TEXT FOR ANALYSIS:

-*-

Postmortem: 14 hours of PostgreSQL disk-full

By 👤 DANIEL SAMSON, 🤖 CO-AUTHORED-BY: CLAUDE OPUS 4.7 <NOREPLY@ANTHROPIC.COM> · 2026-04-22

#databases #Kubernetes #postgres #postmortem

Production was down for fourteen hours. No data was lost, but samson.media returned a 500 to every visitor from 05:18 to 19:26 UTC. The fix that should have taken twenty minutes took most of a day, because three unrelated latent bugs in the storage stack stacked on top of each other. This is the writeup.

The proximate cause

PostgreSQL ran out of disk on its 10 GiB volume. CloudNativePG did exactly the right thing — it refused to start the primary into a disk-full state and tried to fail over — but the standby refused to start for the same reason. With no instance willing to accept writes, every request that touched the database returned a 500.

The real cause: a logs table with no retention

The Laravel app was logging to a public.logs table. Forty-four million rows. 9.2 GB. Around 1.5 million rows a day, roughly 310 MB of growth a day, for thirty days, until the disk was full. The table had ten indexes — index overhead nearly equalled the data itself. Append-only, no pruning, no partitioning, no cap. A well-known Laravel anti-pattern that nobody caught in review.

Why a 20-minute fix took 14 hours

The fix was supposed to be: bump the volume from 10 GiB to 30 GiB and move on. It wasn't, because three pre-existing storage issues each needed separate diagnosis:

Longhorn's over-provisioning defaults rejected the expansion despite ~70 GB of real free space on each disk. The scheduling maths (scheduled + requested ≤ (max − reserved) × overProv%) said no. I had to raise over-provisioning to 150% before it would accept the resize.
A stale iscsid PID cached by Longhorn's instance-manager. It resolves the host's iscsid PID once at startup and caches it; the host's iscsid had been restarted at some point, so every volume expansion failed silently with nsenter: cannot open /host/proc/<old-pid>/ns/mnt. The fix was to delete the instance-manager pods so they re-resolved the PID.

-*-

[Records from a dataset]
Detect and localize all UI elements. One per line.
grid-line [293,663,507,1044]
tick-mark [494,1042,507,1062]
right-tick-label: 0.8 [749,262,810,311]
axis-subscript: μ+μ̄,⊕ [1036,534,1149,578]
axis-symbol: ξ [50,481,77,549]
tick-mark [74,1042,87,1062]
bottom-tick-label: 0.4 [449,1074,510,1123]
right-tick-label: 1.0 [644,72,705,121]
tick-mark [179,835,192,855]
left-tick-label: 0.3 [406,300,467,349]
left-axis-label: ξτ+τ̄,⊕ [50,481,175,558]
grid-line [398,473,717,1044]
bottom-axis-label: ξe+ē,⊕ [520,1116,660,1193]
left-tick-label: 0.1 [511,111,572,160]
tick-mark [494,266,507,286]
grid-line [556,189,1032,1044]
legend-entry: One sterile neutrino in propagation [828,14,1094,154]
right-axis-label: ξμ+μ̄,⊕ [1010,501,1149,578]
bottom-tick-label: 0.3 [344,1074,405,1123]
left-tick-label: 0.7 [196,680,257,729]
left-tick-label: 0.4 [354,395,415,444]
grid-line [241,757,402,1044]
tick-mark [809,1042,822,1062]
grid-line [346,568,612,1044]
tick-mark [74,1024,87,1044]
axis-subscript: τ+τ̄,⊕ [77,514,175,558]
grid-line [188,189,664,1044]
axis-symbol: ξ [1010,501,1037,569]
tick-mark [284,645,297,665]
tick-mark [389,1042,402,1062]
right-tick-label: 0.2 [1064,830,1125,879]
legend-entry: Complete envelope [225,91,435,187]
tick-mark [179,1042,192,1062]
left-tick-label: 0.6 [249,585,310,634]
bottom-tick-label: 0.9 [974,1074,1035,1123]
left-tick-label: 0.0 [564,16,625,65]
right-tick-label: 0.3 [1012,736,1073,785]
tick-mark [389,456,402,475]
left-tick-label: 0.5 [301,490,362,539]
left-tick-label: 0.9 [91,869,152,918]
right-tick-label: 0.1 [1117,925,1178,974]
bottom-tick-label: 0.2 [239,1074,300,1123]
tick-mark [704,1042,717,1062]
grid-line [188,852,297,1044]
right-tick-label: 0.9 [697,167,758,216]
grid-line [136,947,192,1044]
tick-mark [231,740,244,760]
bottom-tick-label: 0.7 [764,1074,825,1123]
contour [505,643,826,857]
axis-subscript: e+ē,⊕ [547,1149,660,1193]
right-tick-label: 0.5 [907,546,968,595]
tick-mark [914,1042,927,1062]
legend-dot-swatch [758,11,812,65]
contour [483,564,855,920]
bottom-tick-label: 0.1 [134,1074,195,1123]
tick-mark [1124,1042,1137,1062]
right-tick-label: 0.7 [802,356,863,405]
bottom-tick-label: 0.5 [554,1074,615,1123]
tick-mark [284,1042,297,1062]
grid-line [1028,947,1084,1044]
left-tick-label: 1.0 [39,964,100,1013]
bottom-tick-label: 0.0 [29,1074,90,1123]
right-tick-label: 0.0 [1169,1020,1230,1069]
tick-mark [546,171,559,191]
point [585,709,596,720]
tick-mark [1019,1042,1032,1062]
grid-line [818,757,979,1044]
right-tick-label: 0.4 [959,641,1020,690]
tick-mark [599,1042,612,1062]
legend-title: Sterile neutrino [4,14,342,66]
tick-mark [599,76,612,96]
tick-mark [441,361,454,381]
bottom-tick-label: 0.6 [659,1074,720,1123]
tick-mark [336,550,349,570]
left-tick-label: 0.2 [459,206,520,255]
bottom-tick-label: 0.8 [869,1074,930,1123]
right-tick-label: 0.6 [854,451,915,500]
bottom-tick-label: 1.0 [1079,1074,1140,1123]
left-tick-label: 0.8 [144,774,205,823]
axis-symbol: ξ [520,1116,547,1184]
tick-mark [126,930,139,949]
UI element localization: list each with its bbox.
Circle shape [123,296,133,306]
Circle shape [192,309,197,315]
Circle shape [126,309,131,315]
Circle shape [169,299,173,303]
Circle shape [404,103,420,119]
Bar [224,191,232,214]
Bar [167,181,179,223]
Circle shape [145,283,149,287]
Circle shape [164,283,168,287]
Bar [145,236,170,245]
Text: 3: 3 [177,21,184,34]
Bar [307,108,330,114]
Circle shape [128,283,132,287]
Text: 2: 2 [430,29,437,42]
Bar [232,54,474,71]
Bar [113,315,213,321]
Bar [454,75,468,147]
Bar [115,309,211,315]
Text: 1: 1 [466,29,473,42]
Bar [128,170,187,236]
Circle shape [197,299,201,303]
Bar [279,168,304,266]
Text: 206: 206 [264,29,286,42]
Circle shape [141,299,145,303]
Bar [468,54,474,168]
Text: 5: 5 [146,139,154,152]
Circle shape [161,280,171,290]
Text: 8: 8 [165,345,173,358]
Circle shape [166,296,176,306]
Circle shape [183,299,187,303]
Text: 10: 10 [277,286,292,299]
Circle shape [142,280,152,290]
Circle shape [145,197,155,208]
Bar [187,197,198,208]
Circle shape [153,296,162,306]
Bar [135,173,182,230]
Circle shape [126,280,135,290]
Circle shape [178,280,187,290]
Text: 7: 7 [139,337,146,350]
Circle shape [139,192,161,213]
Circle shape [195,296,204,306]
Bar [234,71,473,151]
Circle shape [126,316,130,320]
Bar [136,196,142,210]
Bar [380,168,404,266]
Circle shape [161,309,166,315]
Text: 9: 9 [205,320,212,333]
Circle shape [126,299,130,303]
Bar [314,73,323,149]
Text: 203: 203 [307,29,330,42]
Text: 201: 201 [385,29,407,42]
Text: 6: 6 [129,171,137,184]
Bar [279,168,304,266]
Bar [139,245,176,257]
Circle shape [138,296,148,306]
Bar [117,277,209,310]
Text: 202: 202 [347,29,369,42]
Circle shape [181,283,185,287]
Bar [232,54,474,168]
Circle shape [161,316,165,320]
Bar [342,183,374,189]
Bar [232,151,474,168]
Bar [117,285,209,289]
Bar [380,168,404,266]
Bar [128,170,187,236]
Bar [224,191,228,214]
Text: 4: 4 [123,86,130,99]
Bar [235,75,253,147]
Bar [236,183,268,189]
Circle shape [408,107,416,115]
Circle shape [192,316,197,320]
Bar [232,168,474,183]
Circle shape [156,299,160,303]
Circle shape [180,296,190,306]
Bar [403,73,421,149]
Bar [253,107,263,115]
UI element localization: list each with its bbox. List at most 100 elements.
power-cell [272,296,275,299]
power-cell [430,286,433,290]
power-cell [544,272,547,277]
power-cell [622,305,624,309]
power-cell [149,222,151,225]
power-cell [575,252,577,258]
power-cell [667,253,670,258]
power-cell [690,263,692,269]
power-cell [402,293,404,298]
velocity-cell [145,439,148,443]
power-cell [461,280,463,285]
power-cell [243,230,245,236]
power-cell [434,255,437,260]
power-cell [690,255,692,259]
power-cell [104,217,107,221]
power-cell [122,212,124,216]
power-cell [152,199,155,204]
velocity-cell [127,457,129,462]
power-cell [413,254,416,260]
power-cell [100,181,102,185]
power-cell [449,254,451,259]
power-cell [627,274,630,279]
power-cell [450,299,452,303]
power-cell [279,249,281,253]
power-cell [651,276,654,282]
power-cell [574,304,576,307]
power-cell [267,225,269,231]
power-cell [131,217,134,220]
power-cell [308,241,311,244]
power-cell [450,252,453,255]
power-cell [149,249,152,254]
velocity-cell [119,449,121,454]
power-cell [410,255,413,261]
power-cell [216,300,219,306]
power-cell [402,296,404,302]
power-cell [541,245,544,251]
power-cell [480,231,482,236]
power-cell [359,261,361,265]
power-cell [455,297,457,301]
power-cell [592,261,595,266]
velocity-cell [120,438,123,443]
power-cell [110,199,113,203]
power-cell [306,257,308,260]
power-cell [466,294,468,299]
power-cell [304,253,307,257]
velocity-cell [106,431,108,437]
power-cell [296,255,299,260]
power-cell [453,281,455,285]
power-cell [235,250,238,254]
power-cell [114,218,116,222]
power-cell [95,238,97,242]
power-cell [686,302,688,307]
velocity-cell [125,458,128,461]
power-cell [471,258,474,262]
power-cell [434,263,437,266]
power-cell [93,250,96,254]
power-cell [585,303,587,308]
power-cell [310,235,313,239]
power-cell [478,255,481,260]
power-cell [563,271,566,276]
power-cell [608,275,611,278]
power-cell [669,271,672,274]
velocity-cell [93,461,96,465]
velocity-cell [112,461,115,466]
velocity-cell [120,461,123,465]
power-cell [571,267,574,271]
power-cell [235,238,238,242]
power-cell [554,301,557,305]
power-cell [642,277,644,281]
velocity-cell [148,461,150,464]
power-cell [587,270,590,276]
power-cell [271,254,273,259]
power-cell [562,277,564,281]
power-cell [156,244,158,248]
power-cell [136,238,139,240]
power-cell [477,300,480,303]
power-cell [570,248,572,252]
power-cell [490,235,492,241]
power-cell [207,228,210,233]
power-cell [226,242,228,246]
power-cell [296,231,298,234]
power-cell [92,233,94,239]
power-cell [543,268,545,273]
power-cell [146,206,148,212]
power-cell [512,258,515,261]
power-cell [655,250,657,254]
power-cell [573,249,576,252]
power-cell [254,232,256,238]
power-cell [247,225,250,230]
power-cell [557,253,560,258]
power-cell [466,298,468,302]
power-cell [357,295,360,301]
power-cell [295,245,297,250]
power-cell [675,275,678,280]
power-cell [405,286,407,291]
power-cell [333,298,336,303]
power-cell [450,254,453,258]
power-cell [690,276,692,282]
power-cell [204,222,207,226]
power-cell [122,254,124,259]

-*-

YOUR TASKS:
(1) Render this sentence from the PostgreSQL postmortem in French: "With no instance willing to accept writes, every request that touched the database returned a 500."
(2) Carry the PostgreSQL postmortem forward from its final sentence.
None of the entries is needed to complete the tasks.

TASK RESULTS:
(1) Aucune instance n'acceptant plus les écritures, chaque requête qui sollicitait la base de données renvoyait une erreur 500.

(2)
CloudNativePG's Not enough disk space phase refuses to recreate any pod until every PVC in the cluster is enlarged. So fixing one volume produced no visible progress — it was silently waiting on the other two.

The bit that actually hurt: no alerting

The database climbed to 99% utilisation over thirty days and nothing fired. No warning at 70%, no page at 85%. We found out it was full when users found out, via a 500. A slow leak is invisible right up until it's a cliff.

What went well

GitOps made the storage bump a one-line, auditable pull request that Fleet applied in seconds. CloudNativePG's conservative safety phases meant there was never any risk of data corruption, even as the incident dragged on. The daily backups were intact the entire time — we always had a clean fallback we never needed to use.

Lessons

Never log to your primary database without a retention policy. (That one earned its own post.)
Alert on capacity, not just liveness. Liveness checks are green right up to the moment the disk fills.
Silent retry loops are the enemy. Both Longhorn and the CSI resizer buried the real error behind generic timeout messages for hours.
Know your storage layer's failure modes before 3am, not during it.

Fourteen hours for a full disk. Embarrassing in hindsight, which is exactly what a good postmortem is for.